Omit all images. Transcribe the rest of the material below exactly.

+++

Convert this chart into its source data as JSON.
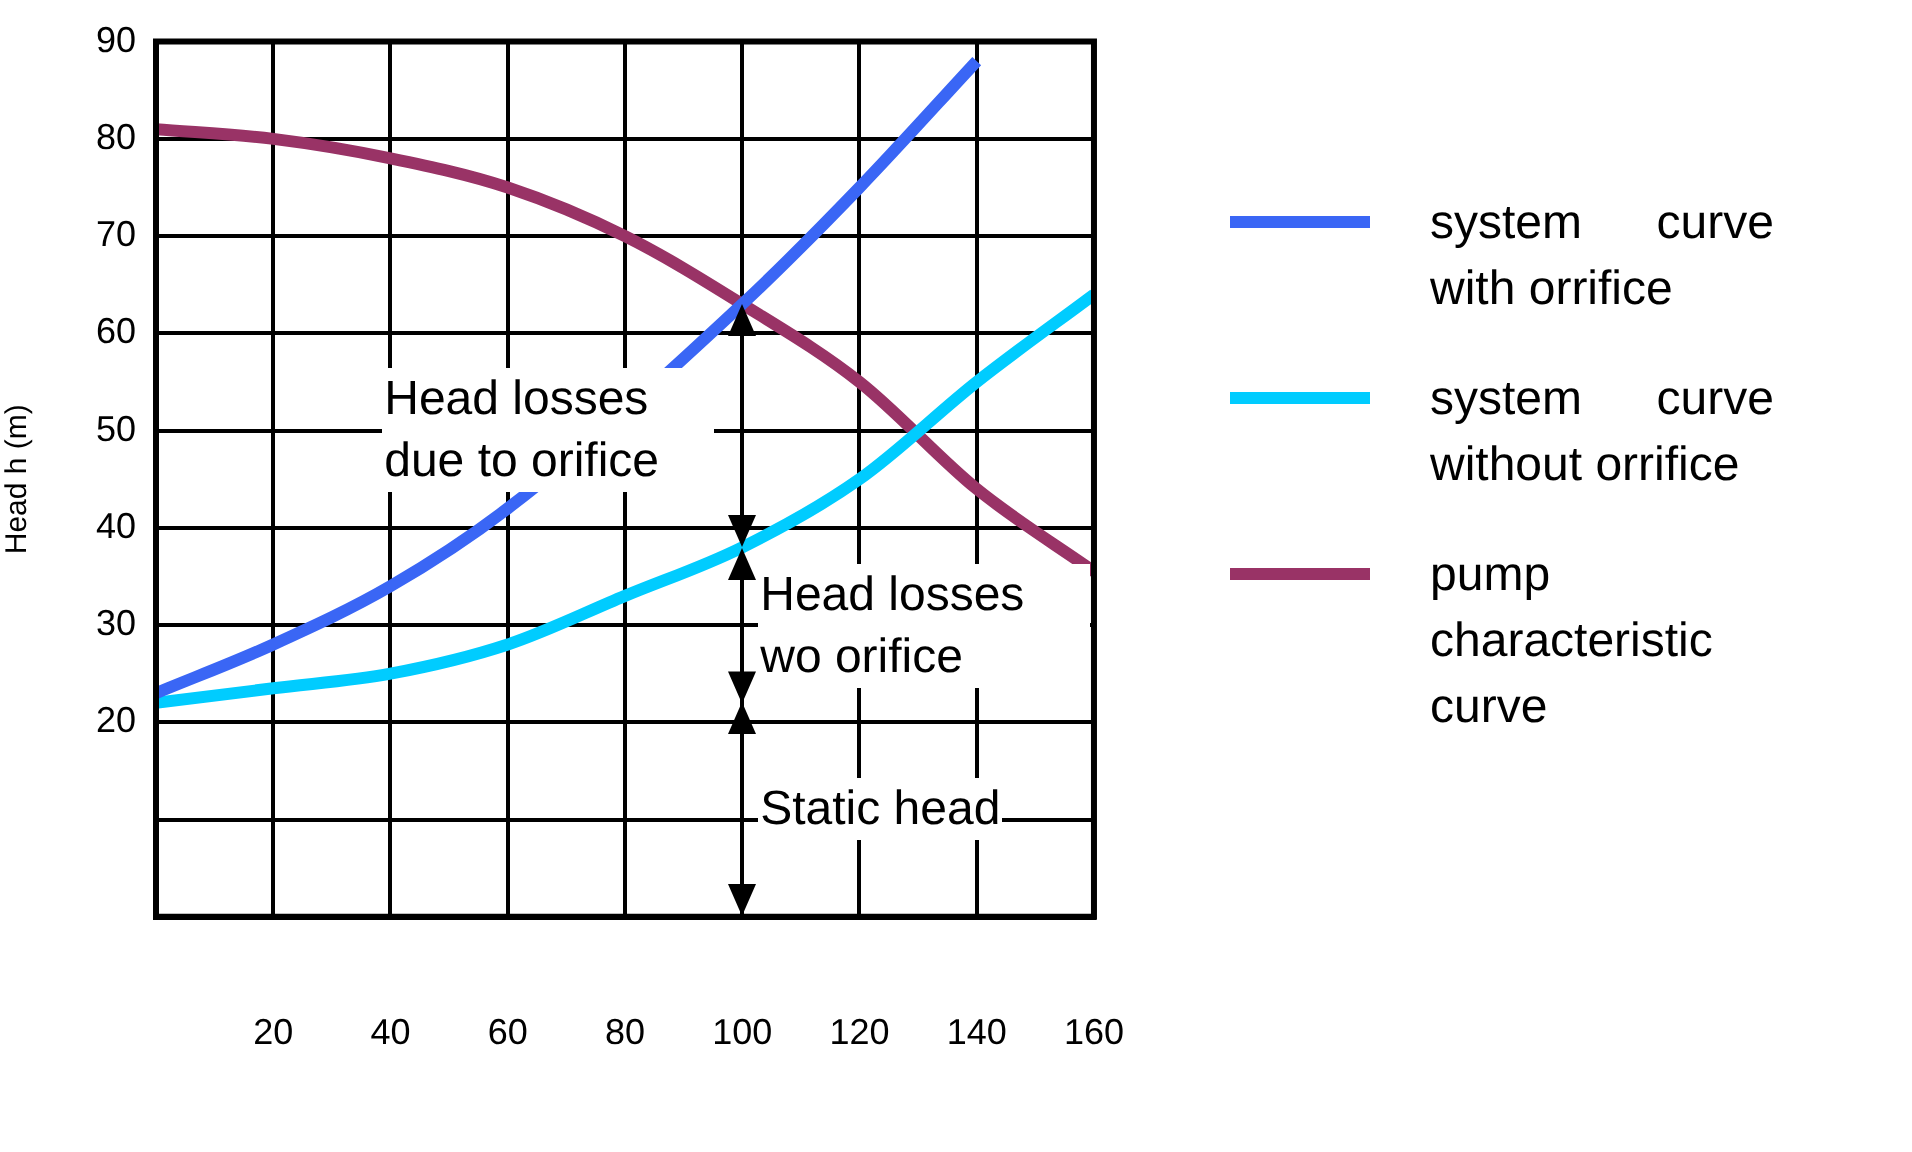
{
  "chart_data": {
    "type": "line",
    "ylabel": "Head h (m)",
    "x": [
      0,
      20,
      40,
      60,
      80,
      100,
      120,
      140,
      160
    ],
    "series": [
      {
        "name": "system curve with orrifice",
        "color": "#3a66f5",
        "values": [
          23,
          28,
          34,
          42,
          null,
          63,
          75,
          88,
          null
        ]
      },
      {
        "name": "system curve without orrifice",
        "color": "#00ccff",
        "values": [
          22,
          23.5,
          25,
          28,
          33,
          38,
          45,
          55,
          64
        ]
      },
      {
        "name": "pump characteristic curve",
        "color": "#993366",
        "values": [
          81,
          80,
          78,
          75,
          70,
          63,
          55,
          44,
          35.5
        ]
      }
    ],
    "xlim": [
      0,
      160
    ],
    "xticks": [
      20,
      40,
      60,
      80,
      100,
      120,
      140,
      160
    ],
    "ylim": [
      0,
      90
    ],
    "yticks": [
      {
        "value": 0,
        "label": null
      },
      {
        "value": 10,
        "label": null
      },
      20,
      30,
      40,
      50,
      60,
      70,
      80,
      90
    ],
    "grid": true,
    "legend": "right",
    "marker": "none",
    "line_style": "solid",
    "annotations": [
      "Static head",
      "Head losses wo orifice",
      "Head losses due to orifice"
    ]
  }
}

+++

TASK OUTPUT
Convert this chart into its source data as JSON.
{
  "chart_data": {
    "type": "line",
    "ylabel": "Head h (m)",
    "x": [
      0,
      20,
      40,
      60,
      80,
      100,
      120,
      140,
      160
    ],
    "series": [
      {
        "name": "system curve with orrifice",
        "color": "#3a66f5",
        "values": [
          23,
          28,
          34,
          42,
          null,
          63,
          75,
          88,
          null
        ]
      },
      {
        "name": "system curve without orrifice",
        "color": "#00ccff",
        "values": [
          22,
          23.5,
          25,
          28,
          33,
          38,
          45,
          55,
          64
        ]
      },
      {
        "name": "pump characteristic curve",
        "color": "#993366",
        "values": [
          81,
          80,
          78,
          75,
          70,
          63,
          55,
          44,
          35.5
        ]
      }
    ],
    "xlim": [
      0,
      160
    ],
    "xticks": [
      20,
      40,
      60,
      80,
      100,
      120,
      140,
      160
    ],
    "ylim": [
      0,
      90
    ],
    "yticks": [
      {
        "value": 0,
        "label": null
      },
      {
        "value": 10,
        "label": null
      },
      20,
      30,
      40,
      50,
      60,
      70,
      80,
      90
    ],
    "grid": true,
    "legend": "right",
    "marker": "none",
    "line_style": "solid",
    "annotations": [
      "Static head",
      "Head losses wo orifice",
      "Head losses due to orifice"
    ]
  }
}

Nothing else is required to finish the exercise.